START

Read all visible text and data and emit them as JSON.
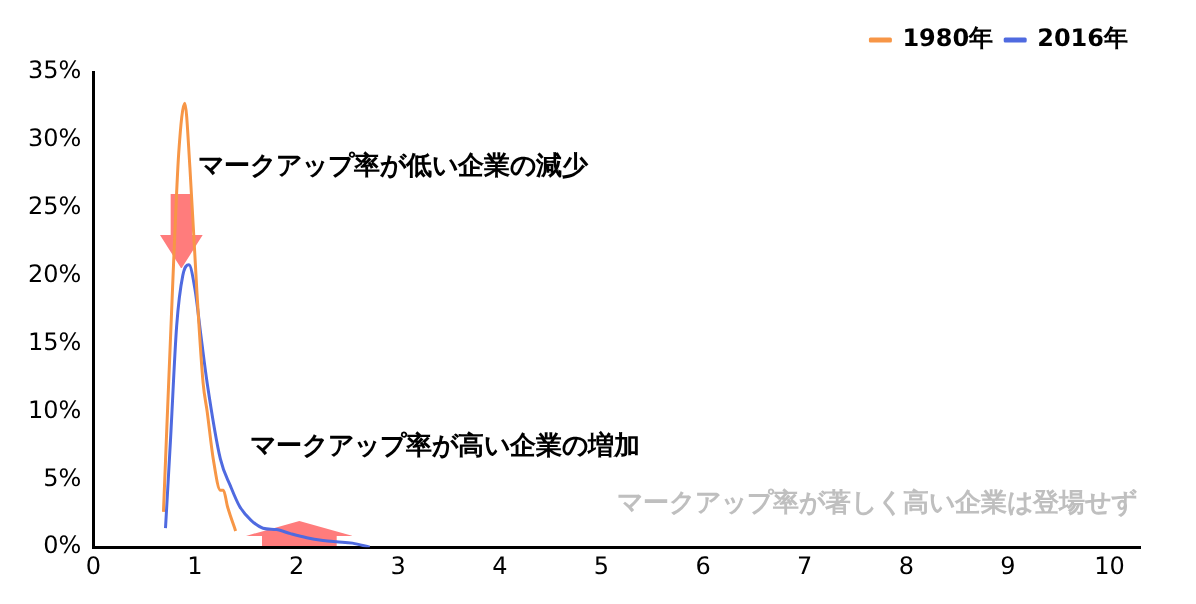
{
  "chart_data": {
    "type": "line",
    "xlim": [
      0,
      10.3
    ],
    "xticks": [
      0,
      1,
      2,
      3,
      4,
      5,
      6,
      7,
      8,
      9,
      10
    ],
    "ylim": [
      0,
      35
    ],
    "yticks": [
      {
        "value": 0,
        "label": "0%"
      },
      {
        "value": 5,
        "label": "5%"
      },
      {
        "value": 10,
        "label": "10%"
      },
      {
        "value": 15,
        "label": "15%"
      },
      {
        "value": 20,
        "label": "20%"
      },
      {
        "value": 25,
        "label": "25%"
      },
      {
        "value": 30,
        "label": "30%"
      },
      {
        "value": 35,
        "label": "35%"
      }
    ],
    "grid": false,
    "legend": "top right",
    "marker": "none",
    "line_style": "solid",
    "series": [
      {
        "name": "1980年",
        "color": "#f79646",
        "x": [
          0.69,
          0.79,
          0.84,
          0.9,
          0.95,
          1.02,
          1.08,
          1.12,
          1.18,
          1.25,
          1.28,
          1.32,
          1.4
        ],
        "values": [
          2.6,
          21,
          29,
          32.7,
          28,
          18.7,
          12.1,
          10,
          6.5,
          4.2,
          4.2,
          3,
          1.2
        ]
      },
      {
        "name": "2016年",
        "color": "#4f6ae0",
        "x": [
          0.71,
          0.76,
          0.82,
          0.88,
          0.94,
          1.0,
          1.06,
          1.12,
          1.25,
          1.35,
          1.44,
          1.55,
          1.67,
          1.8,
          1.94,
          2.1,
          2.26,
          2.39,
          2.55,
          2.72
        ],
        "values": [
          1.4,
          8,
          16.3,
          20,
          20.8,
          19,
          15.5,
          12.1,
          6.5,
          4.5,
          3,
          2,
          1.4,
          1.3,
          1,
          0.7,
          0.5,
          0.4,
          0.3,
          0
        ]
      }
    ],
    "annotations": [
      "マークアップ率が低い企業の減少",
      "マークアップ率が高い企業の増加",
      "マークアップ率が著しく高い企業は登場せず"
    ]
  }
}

END

__Goal of the exercise__. Quote the data above in full and without alteration; skip the pictures.

__Expected output__.
Read all visible text and data and emit them as JSON.
{
  "chart_data": {
    "type": "line",
    "xlim": [
      0,
      10.3
    ],
    "xticks": [
      0,
      1,
      2,
      3,
      4,
      5,
      6,
      7,
      8,
      9,
      10
    ],
    "ylim": [
      0,
      35
    ],
    "yticks": [
      {
        "value": 0,
        "label": "0%"
      },
      {
        "value": 5,
        "label": "5%"
      },
      {
        "value": 10,
        "label": "10%"
      },
      {
        "value": 15,
        "label": "15%"
      },
      {
        "value": 20,
        "label": "20%"
      },
      {
        "value": 25,
        "label": "25%"
      },
      {
        "value": 30,
        "label": "30%"
      },
      {
        "value": 35,
        "label": "35%"
      }
    ],
    "grid": false,
    "legend": "top right",
    "marker": "none",
    "line_style": "solid",
    "series": [
      {
        "name": "1980年",
        "color": "#f79646",
        "x": [
          0.69,
          0.79,
          0.84,
          0.9,
          0.95,
          1.02,
          1.08,
          1.12,
          1.18,
          1.25,
          1.28,
          1.32,
          1.4
        ],
        "values": [
          2.6,
          21,
          29,
          32.7,
          28,
          18.7,
          12.1,
          10,
          6.5,
          4.2,
          4.2,
          3,
          1.2
        ]
      },
      {
        "name": "2016年",
        "color": "#4f6ae0",
        "x": [
          0.71,
          0.76,
          0.82,
          0.88,
          0.94,
          1.0,
          1.06,
          1.12,
          1.25,
          1.35,
          1.44,
          1.55,
          1.67,
          1.8,
          1.94,
          2.1,
          2.26,
          2.39,
          2.55,
          2.72
        ],
        "values": [
          1.4,
          8,
          16.3,
          20,
          20.8,
          19,
          15.5,
          12.1,
          6.5,
          4.5,
          3,
          2,
          1.4,
          1.3,
          1,
          0.7,
          0.5,
          0.4,
          0.3,
          0
        ]
      }
    ],
    "annotations": [
      "マークアップ率が低い企業の減少",
      "マークアップ率が高い企業の増加",
      "マークアップ率が著しく高い企業は登場せず"
    ]
  }
}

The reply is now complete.